# [What is expected]
Print all the records exactly, please.

···

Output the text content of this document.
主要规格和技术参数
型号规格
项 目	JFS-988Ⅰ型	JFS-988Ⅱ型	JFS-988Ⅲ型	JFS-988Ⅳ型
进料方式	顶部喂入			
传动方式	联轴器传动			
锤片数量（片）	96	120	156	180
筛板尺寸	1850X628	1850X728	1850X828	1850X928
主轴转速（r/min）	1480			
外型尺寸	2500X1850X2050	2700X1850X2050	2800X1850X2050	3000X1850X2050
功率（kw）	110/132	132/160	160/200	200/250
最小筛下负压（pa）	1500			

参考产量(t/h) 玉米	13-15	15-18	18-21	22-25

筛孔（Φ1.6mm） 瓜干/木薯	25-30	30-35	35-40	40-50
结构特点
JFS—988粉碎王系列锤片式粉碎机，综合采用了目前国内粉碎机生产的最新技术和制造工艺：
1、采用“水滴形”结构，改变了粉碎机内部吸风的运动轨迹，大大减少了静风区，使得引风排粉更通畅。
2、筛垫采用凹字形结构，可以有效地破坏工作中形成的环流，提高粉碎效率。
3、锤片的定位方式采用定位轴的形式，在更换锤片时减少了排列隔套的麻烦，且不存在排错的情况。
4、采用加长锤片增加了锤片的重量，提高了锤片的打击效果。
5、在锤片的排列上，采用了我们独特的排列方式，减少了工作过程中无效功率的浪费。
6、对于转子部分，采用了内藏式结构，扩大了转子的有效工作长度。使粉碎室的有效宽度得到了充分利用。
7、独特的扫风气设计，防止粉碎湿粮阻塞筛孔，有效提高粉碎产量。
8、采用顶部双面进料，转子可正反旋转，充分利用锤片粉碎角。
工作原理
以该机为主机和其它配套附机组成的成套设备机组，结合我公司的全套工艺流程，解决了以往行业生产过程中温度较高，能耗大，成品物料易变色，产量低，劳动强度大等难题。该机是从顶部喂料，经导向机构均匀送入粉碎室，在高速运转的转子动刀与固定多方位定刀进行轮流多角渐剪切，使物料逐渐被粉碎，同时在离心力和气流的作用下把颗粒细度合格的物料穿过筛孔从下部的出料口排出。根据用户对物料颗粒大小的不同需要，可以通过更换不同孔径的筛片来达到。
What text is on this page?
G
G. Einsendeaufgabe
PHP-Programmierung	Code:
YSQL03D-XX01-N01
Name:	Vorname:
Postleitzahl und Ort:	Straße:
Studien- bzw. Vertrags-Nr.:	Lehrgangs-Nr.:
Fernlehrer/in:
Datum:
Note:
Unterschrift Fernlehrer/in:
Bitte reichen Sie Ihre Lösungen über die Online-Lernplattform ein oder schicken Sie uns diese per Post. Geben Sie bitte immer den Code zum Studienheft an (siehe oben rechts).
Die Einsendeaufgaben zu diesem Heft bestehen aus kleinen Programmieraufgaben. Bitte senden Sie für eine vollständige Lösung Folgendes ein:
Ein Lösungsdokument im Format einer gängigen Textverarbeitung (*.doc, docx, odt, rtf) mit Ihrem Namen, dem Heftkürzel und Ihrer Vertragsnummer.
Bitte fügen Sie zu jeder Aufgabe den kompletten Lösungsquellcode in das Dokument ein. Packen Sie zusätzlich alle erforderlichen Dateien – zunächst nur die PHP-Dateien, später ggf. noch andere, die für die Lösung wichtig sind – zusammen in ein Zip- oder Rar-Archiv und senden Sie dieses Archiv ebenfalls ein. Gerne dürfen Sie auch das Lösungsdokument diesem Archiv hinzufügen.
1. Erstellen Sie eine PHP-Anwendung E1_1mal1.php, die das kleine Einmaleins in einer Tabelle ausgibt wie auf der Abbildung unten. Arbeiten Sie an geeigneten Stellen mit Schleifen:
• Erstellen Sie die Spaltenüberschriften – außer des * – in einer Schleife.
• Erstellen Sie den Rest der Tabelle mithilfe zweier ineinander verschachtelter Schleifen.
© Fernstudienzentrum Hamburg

···

# [Result for this task]
Output the text content of this document.
主要规格和技术参数
型号规格
项 目	JFS-988Ⅰ型	JFS-988Ⅱ型	JFS-988Ⅲ型	JFS-988Ⅳ型
进料方式	顶部喂入			
传动方式	联轴器传动			
锤片数量（片）	96	120	156	180
筛板尺寸	1850X628	1850X728	1850X828	1850X928
主轴转速（r/min）	1480			
外型尺寸	2500X1850X2050	2700X1850X2050	2800X1850X2050	3000X1850X2050
功率（kw）	110/132	132/160	160/200	200/250
最小筛下负压（pa）	1500			

参考产量(t/h) 玉米	13-15	15-18	18-21	22-25

筛孔（Φ1.6mm） 瓜干/木薯	25-30	30-35	35-40	40-50
结构特点
JFS—988粉碎王系列锤片式粉碎机，综合采用了目前国内粉碎机生产的最新技术和制造工艺：
1、采用“水滴形”结构，改变了粉碎机内部吸风的运动轨迹，大大减少了静风区，使得引风排粉更通畅。
2、筛垫采用凹字形结构，可以有效地破坏工作中形成的环流，提高粉碎效率。
3、锤片的定位方式采用定位轴的形式，在更换锤片时减少了排列隔套的麻烦，且不存在排错的情况。
4、采用加长锤片增加了锤片的重量，提高了锤片的打击效果。
5、在锤片的排列上，采用了我们独特的排列方式，减少了工作过程中无效功率的浪费。
6、对于转子部分，采用了内藏式结构，扩大了转子的有效工作长度。使粉碎室的有效宽度得到了充分利用。
7、独特的扫风气设计，防止粉碎湿粮阻塞筛孔，有效提高粉碎产量。
8、采用顶部双面进料，转子可正反旋转，充分利用锤片粉碎角。
工作原理
以该机为主机和其它配套附机组成的成套设备机组，结合我公司的全套工艺流程，解决了以往行业生产过程中温度较高，能耗大，成品物料易变色，产量低，劳动强度大等难题。该机是从顶部喂料，经导向机构均匀送入粉碎室，在高速运转的转子动刀与固定多方位定刀进行轮流多角渐剪切，使物料逐渐被粉碎，同时在离心力和气流的作用下把颗粒细度合格的物料穿过筛孔从下部的出料口排出。根据用户对物料颗粒大小的不同需要，可以通过更换不同孔径的筛片来达到。
What text is on this page?
G
G. Einsendeaufgabe
PHP-Programmierung	Code:
YSQL03D-XX01-N01
Name:	Vorname:
Postleitzahl und Ort:	Straße:
Studien- bzw. Vertrags-Nr.:	Lehrgangs-Nr.:
Fernlehrer/in:
Datum:
Note:
Unterschrift Fernlehrer/in:
Bitte reichen Sie Ihre Lösungen über die Online-Lernplattform ein oder schicken Sie uns diese per Post. Geben Sie bitte immer den Code zum Studienheft an (siehe oben rechts).
Die Einsendeaufgaben zu diesem Heft bestehen aus kleinen Programmieraufgaben. Bitte senden Sie für eine vollständige Lösung Folgendes ein:
Ein Lösungsdokument im Format einer gängigen Textverarbeitung (*.doc, docx, odt, rtf) mit Ihrem Namen, dem Heftkürzel und Ihrer Vertragsnummer.
Bitte fügen Sie zu jeder Aufgabe den kompletten Lösungsquellcode in das Dokument ein. Packen Sie zusätzlich alle erforderlichen Dateien – zunächst nur die PHP-Dateien, später ggf. noch andere, die für die Lösung wichtig sind – zusammen in ein Zip- oder Rar-Archiv und senden Sie dieses Archiv ebenfalls ein. Gerne dürfen Sie auch das Lösungsdokument diesem Archiv hinzufügen.
1. Erstellen Sie eine PHP-Anwendung E1_1mal1.php, die das kleine Einmaleins in einer Tabelle ausgibt wie auf der Abbildung unten. Arbeiten Sie an geeigneten Stellen mit Schleifen:
• Erstellen Sie die Spaltenüberschriften – außer des * – in einer Schleife.
• Erstellen Sie den Rest der Tabelle mithilfe zweier ineinander verschachtelter Schleifen.
© Fernstudienzentrum Hamburg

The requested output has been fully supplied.